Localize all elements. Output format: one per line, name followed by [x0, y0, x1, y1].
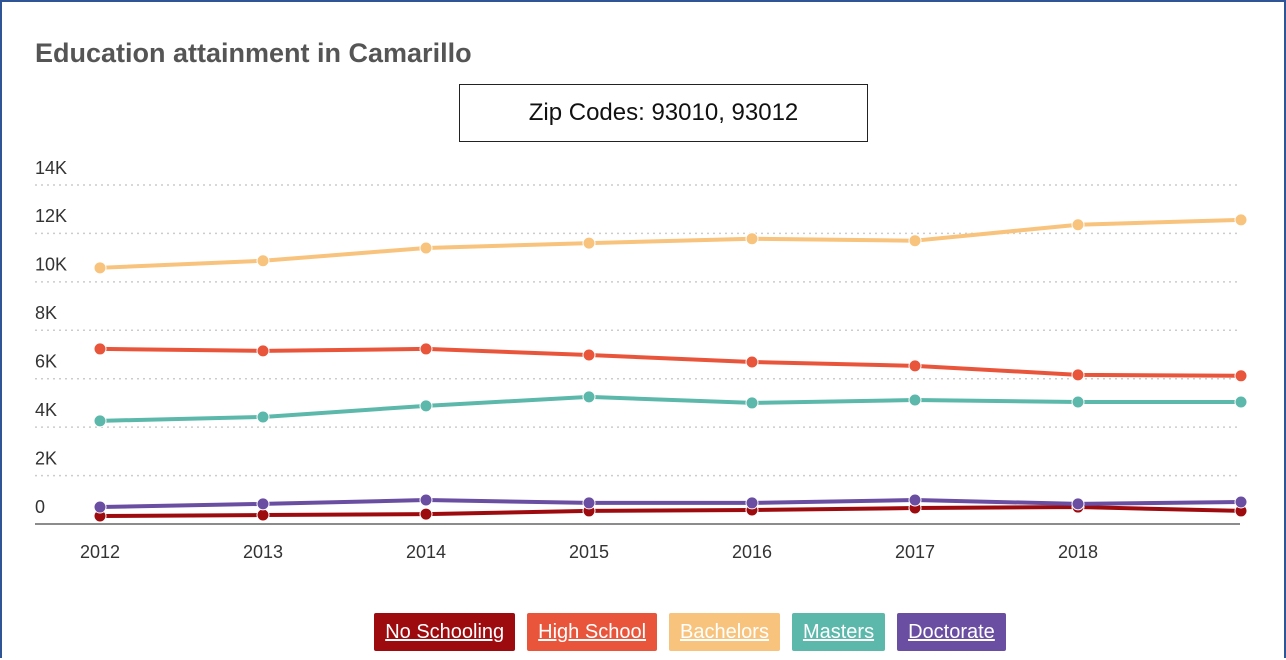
series-line — [99, 505, 1242, 519]
data-point — [908, 359, 922, 373]
data-point — [1234, 213, 1248, 227]
series-line — [99, 217, 1242, 270]
data-point — [1071, 218, 1085, 232]
series-line — [99, 394, 1241, 423]
x-tick-label: 2015 — [569, 542, 609, 562]
data-point — [745, 396, 759, 410]
data-point — [582, 236, 596, 250]
data-point — [93, 342, 107, 356]
data-point — [1234, 495, 1248, 509]
y-tick-label: 12K — [35, 206, 67, 226]
data-point — [1071, 368, 1085, 382]
series-line — [99, 498, 1242, 510]
legend-item[interactable]: No Schooling — [374, 613, 516, 651]
data-point — [582, 390, 596, 404]
data-point — [1071, 395, 1085, 409]
x-tick-label: 2012 — [80, 542, 120, 562]
legend-item[interactable]: Bachelors — [669, 613, 780, 651]
data-point — [419, 507, 433, 521]
chart-title: Education attainment in Camarillo — [35, 38, 472, 68]
y-tick-label: 10K — [35, 255, 67, 275]
data-point — [745, 232, 759, 246]
data-point — [419, 493, 433, 507]
data-point — [582, 496, 596, 510]
chart-subtitle: Zip Codes: 93010, 93012 — [459, 84, 868, 142]
data-point — [745, 355, 759, 369]
data-point — [419, 241, 433, 255]
legend-item[interactable]: Masters — [791, 613, 886, 651]
y-tick-label: 6K — [35, 351, 57, 371]
legend: No Schooling High School Bachelors Masters D… — [0, 613, 1286, 651]
data-point — [93, 414, 107, 428]
y-tick-label: 2K — [35, 448, 57, 468]
data-point — [419, 399, 433, 413]
y-tick-label: 4K — [35, 400, 57, 420]
data-point — [256, 497, 270, 511]
data-point — [256, 344, 270, 358]
data-point — [1071, 497, 1085, 511]
x-tick-label: 2016 — [732, 542, 772, 562]
y-tick-label: 8K — [35, 303, 57, 323]
x-tick-label: 2014 — [406, 542, 446, 562]
data-point — [256, 254, 270, 268]
y-tick-label: 14K — [35, 158, 67, 178]
data-point — [419, 342, 433, 356]
data-point — [908, 493, 922, 507]
data-point — [93, 500, 107, 514]
x-tick-label: 2017 — [895, 542, 935, 562]
data-point — [908, 393, 922, 407]
legend-item[interactable]: High School — [527, 613, 658, 651]
legend-item[interactable]: Doctorate — [897, 613, 1006, 651]
data-point — [745, 496, 759, 510]
data-point — [582, 348, 596, 362]
data-point — [256, 508, 270, 522]
data-point — [1234, 369, 1248, 383]
data-point — [1234, 395, 1248, 409]
x-tick-label: 2013 — [243, 542, 283, 562]
data-point — [908, 234, 922, 248]
y-tick-label: 0 — [35, 497, 45, 517]
data-point — [256, 410, 270, 424]
x-tick-label: 2018 — [1058, 542, 1098, 562]
series-line — [99, 346, 1242, 378]
data-point — [93, 261, 107, 275]
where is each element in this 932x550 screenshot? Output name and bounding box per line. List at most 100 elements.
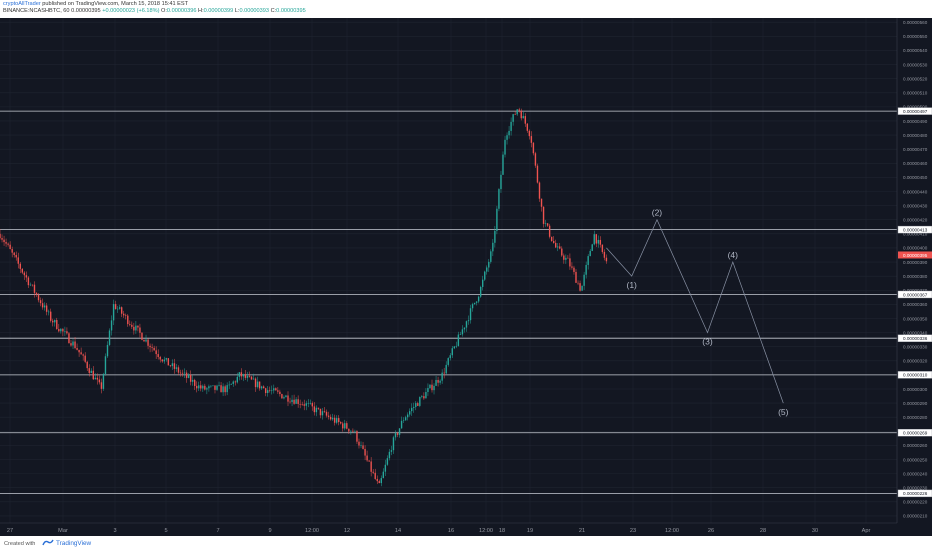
candle-body (224, 386, 226, 393)
candle-body (279, 391, 281, 395)
candle-body (447, 358, 449, 365)
candle-body (382, 471, 385, 479)
candle-body (406, 414, 409, 418)
candle-body (490, 251, 492, 262)
candle-body (498, 189, 500, 209)
candle-body (52, 320, 54, 323)
time-tick-label: Apr (862, 528, 871, 534)
candle-body (303, 404, 305, 406)
candle-body (145, 339, 147, 342)
candle-body (510, 121, 512, 131)
horizontal-levels[interactable] (0, 110, 897, 494)
candle-body (317, 407, 320, 409)
candle-body (344, 423, 346, 429)
candle-body (129, 324, 131, 325)
candle-body (165, 358, 168, 360)
tradingview-brand[interactable]: TradingView (42, 538, 91, 548)
candle-body (463, 327, 466, 330)
candle-body (567, 257, 569, 259)
price-tick-label: 0.00000500 (903, 105, 928, 110)
candle-body (597, 239, 600, 244)
time-tick-label: 21 (579, 528, 585, 534)
wave-label: (4) (728, 250, 739, 260)
price-axis-panel[interactable] (897, 18, 932, 536)
price-tick-label: 0.00000300 (903, 387, 928, 392)
level-price-badge (897, 371, 932, 379)
candle-body (66, 331, 68, 334)
candle-body (23, 272, 26, 276)
candle-body (179, 372, 182, 374)
price-chart[interactable]: (1)(2)(3)(4)(5) 0.000005600.000005500.00… (0, 18, 932, 536)
chart-header: cryptoAllTrader published on TradingView… (0, 0, 932, 18)
price-tick-label: 0.00000430 (903, 203, 928, 208)
ohlc-line: BINANCE:NCASHBTC, 60 0.00000395 +0.00000… (3, 8, 306, 15)
publish-line: cryptoAllTrader published on TradingView… (3, 1, 188, 8)
candle-body (64, 331, 66, 332)
symbol-label: BINANCE:NCASHBTC, 60 (3, 8, 70, 14)
candle-body (486, 267, 488, 272)
candle-body (118, 307, 121, 309)
level-price-badge (897, 225, 932, 234)
author-link[interactable]: cryptoAllTrader (3, 1, 41, 7)
candle-body (413, 406, 415, 408)
candle-body (583, 274, 585, 286)
candle-body (358, 441, 360, 446)
level-price-text: 0.00000310 (903, 373, 928, 378)
candle-body (47, 311, 50, 313)
candle-body (250, 376, 253, 380)
candle-body (319, 408, 322, 416)
candle-body (569, 258, 571, 267)
candle-body (599, 239, 602, 245)
time-tick-label: 16 (448, 528, 454, 534)
candle-body (161, 359, 163, 362)
candle-body (167, 358, 170, 366)
price-tick-label: 0.00000460 (903, 161, 928, 166)
candle-body (116, 308, 119, 310)
candle-body (210, 385, 212, 387)
candle-body (256, 381, 259, 388)
candle-body (325, 411, 328, 416)
candle-body (494, 230, 496, 243)
candle-body (366, 455, 368, 461)
candle-body (220, 385, 222, 393)
candle-body (273, 388, 275, 391)
candle-body (423, 396, 425, 399)
time-axis: 27 Mar 3 5 7 9 12:00 12 14 16 12:00 18 19 21 23 12:00 26… (7, 528, 871, 534)
candle-body (534, 153, 537, 166)
candle-body (370, 461, 372, 472)
open-label: O: (161, 8, 167, 14)
candle-body (187, 374, 190, 378)
candle-body (289, 401, 291, 403)
candle-body (177, 367, 180, 373)
candle-body (380, 478, 382, 484)
candle-body (234, 381, 236, 383)
candle-body (512, 114, 514, 122)
candle-body (82, 354, 84, 356)
wave-label: (3) (702, 337, 713, 347)
candle-body (98, 379, 101, 383)
candle-body (400, 420, 403, 429)
candle-body (54, 319, 56, 323)
candle-body (587, 256, 589, 265)
time-tick-label: 12:00 (665, 528, 679, 534)
candle-body (309, 403, 312, 404)
time-axis-panel[interactable] (0, 523, 897, 536)
candle-body (396, 433, 399, 435)
candle-body (84, 355, 86, 362)
candle-body (577, 282, 579, 284)
candle-body (226, 385, 228, 393)
candle-body (429, 384, 431, 389)
candle-body (143, 339, 145, 342)
price-tick-label: 0.00000480 (903, 133, 928, 138)
level-price-text: 0.00000413 (903, 227, 928, 232)
candle-body (522, 116, 524, 119)
candle-body (244, 374, 247, 378)
elliott-wave-projection[interactable]: (1) (2) (3) (4) (5) (606, 208, 789, 417)
candle-body (518, 109, 520, 111)
candle-body (139, 327, 141, 333)
candle-body (417, 403, 419, 406)
candle-body (506, 135, 508, 140)
candle-body (559, 246, 561, 249)
candle-body (104, 356, 107, 375)
candle-body (133, 326, 135, 331)
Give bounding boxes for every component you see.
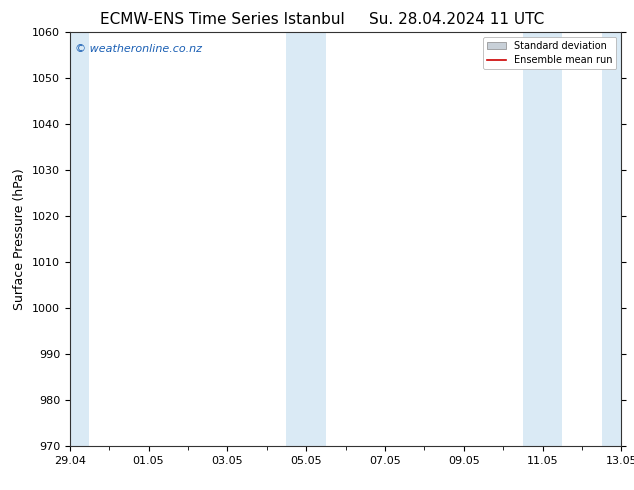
Bar [50,32,89,446]
Bar [287,32,326,446]
Bar [523,32,562,446]
Bar [602,32,634,446]
Legend: Standard deviation, Ensemble mean run: Standard deviation, Ensemble mean run [483,37,616,70]
Text: ECMW-ENS Time Series Istanbul: ECMW-ENS Time Series Istanbul [100,12,344,27]
Text: Su. 28.04.2024 11 UTC: Su. 28.04.2024 11 UTC [369,12,544,27]
Text: © weatheronline.co.nz: © weatheronline.co.nz [75,44,202,54]
Y-axis label: Surface Pressure (hPa): Surface Pressure (hPa) [13,168,27,310]
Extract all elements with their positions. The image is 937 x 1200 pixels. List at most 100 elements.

::::::

■ Goal: How many lines above contain the string "name"? Reply with the number alone.

■ Correct result: 2